## Written task
Reproduce the material exactly, omitting nothing.

— Start —

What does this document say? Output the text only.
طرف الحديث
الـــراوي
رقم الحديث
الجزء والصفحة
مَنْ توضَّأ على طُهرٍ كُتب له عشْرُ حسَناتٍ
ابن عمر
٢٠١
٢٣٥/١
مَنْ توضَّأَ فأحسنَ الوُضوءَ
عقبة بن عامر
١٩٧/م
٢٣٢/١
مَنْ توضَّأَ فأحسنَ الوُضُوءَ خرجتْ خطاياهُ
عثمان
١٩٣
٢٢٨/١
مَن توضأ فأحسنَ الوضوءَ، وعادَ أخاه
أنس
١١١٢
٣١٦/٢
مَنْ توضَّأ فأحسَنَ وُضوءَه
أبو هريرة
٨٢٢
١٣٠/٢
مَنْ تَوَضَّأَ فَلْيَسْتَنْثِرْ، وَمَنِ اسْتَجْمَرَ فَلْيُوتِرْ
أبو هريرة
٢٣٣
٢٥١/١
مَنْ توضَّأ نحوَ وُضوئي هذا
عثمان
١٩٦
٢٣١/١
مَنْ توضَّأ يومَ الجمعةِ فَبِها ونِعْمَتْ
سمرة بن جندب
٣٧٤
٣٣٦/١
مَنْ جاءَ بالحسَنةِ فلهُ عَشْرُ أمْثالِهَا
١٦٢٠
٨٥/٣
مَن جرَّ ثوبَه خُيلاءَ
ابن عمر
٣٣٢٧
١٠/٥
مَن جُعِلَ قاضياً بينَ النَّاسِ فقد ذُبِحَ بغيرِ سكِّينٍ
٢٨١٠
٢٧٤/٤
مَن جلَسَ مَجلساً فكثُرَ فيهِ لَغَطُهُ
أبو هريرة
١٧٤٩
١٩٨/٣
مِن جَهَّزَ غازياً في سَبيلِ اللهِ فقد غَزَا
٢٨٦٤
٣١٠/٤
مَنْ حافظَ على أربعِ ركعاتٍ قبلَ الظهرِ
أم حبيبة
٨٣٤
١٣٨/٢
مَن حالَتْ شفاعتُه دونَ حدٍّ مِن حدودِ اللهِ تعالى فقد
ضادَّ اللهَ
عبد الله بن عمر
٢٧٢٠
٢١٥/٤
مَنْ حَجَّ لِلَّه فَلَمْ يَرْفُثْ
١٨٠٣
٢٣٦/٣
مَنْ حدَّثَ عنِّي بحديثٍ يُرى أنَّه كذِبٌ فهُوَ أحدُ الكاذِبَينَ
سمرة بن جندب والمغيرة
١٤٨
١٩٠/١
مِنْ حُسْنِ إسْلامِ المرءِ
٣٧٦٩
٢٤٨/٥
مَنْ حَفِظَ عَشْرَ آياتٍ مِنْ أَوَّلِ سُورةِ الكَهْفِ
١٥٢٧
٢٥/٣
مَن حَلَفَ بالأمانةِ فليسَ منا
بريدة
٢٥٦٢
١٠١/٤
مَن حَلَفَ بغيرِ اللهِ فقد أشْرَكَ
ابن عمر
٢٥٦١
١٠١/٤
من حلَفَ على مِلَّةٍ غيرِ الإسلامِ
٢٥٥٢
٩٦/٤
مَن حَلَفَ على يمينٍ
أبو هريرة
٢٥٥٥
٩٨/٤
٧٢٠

— End —

## Written solution
What does this document say? Output the text only.
طرف الحديث
الـــراوي
رقم الحديث
الجزء والصفحة
مَنْ توضَّأ على طُهرٍ كُتب له عشْرُ حسَناتٍ
ابن عمر
٢٠١
٢٣٥/١
مَنْ توضَّأَ فأحسنَ الوُضوءَ
عقبة بن عامر
١٩٧/م
٢٣٢/١
مَنْ توضَّأَ فأحسنَ الوُضُوءَ خرجتْ خطاياهُ
عثمان
١٩٣
٢٢٨/١
مَن توضأ فأحسنَ الوضوءَ، وعادَ أخاه
أنس
١١١٢
٣١٦/٢
مَنْ توضَّأ فأحسَنَ وُضوءَه
أبو هريرة
٨٢٢
١٣٠/٢
مَنْ تَوَضَّأَ فَلْيَسْتَنْثِرْ، وَمَنِ اسْتَجْمَرَ فَلْيُوتِرْ
أبو هريرة
٢٣٣
٢٥١/١
مَنْ توضَّأ نحوَ وُضوئي هذا
عثمان
١٩٦
٢٣١/١
مَنْ توضَّأ يومَ الجمعةِ فَبِها ونِعْمَتْ
سمرة بن جندب
٣٧٤
٣٣٦/١
مَنْ جاءَ بالحسَنةِ فلهُ عَشْرُ أمْثالِهَا
١٦٢٠
٨٥/٣
مَن جرَّ ثوبَه خُيلاءَ
ابن عمر
٣٣٢٧
١٠/٥
مَن جُعِلَ قاضياً بينَ النَّاسِ فقد ذُبِحَ بغيرِ سكِّينٍ
٢٨١٠
٢٧٤/٤
مَن جلَسَ مَجلساً فكثُرَ فيهِ لَغَطُهُ
أبو هريرة
١٧٤٩
١٩٨/٣
مِن جَهَّزَ غازياً في سَبيلِ اللهِ فقد غَزَا
٢٨٦٤
٣١٠/٤
مَنْ حافظَ على أربعِ ركعاتٍ قبلَ الظهرِ
أم حبيبة
٨٣٤
١٣٨/٢
مَن حالَتْ شفاعتُه دونَ حدٍّ مِن حدودِ اللهِ تعالى فقد
ضادَّ اللهَ
عبد الله بن عمر
٢٧٢٠
٢١٥/٤
مَنْ حَجَّ لِلَّه فَلَمْ يَرْفُثْ
١٨٠٣
٢٣٦/٣
مَنْ حدَّثَ عنِّي بحديثٍ يُرى أنَّه كذِبٌ فهُوَ أحدُ الكاذِبَينَ
سمرة بن جندب والمغيرة
١٤٨
١٩٠/١
مِنْ حُسْنِ إسْلامِ المرءِ
٣٧٦٩
٢٤٨/٥
مَنْ حَفِظَ عَشْرَ آياتٍ مِنْ أَوَّلِ سُورةِ الكَهْفِ
١٥٢٧
٢٥/٣
مَن حَلَفَ بالأمانةِ فليسَ منا
بريدة
٢٥٦٢
١٠١/٤
مَن حَلَفَ بغيرِ اللهِ فقد أشْرَكَ
ابن عمر
٢٥٦١
١٠١/٤
من حلَفَ على مِلَّةٍ غيرِ الإسلامِ
٢٥٥٢
٩٦/٤
مَن حَلَفَ على يمينٍ
أبو هريرة
٢٥٥٥
٩٨/٤
٧٢٠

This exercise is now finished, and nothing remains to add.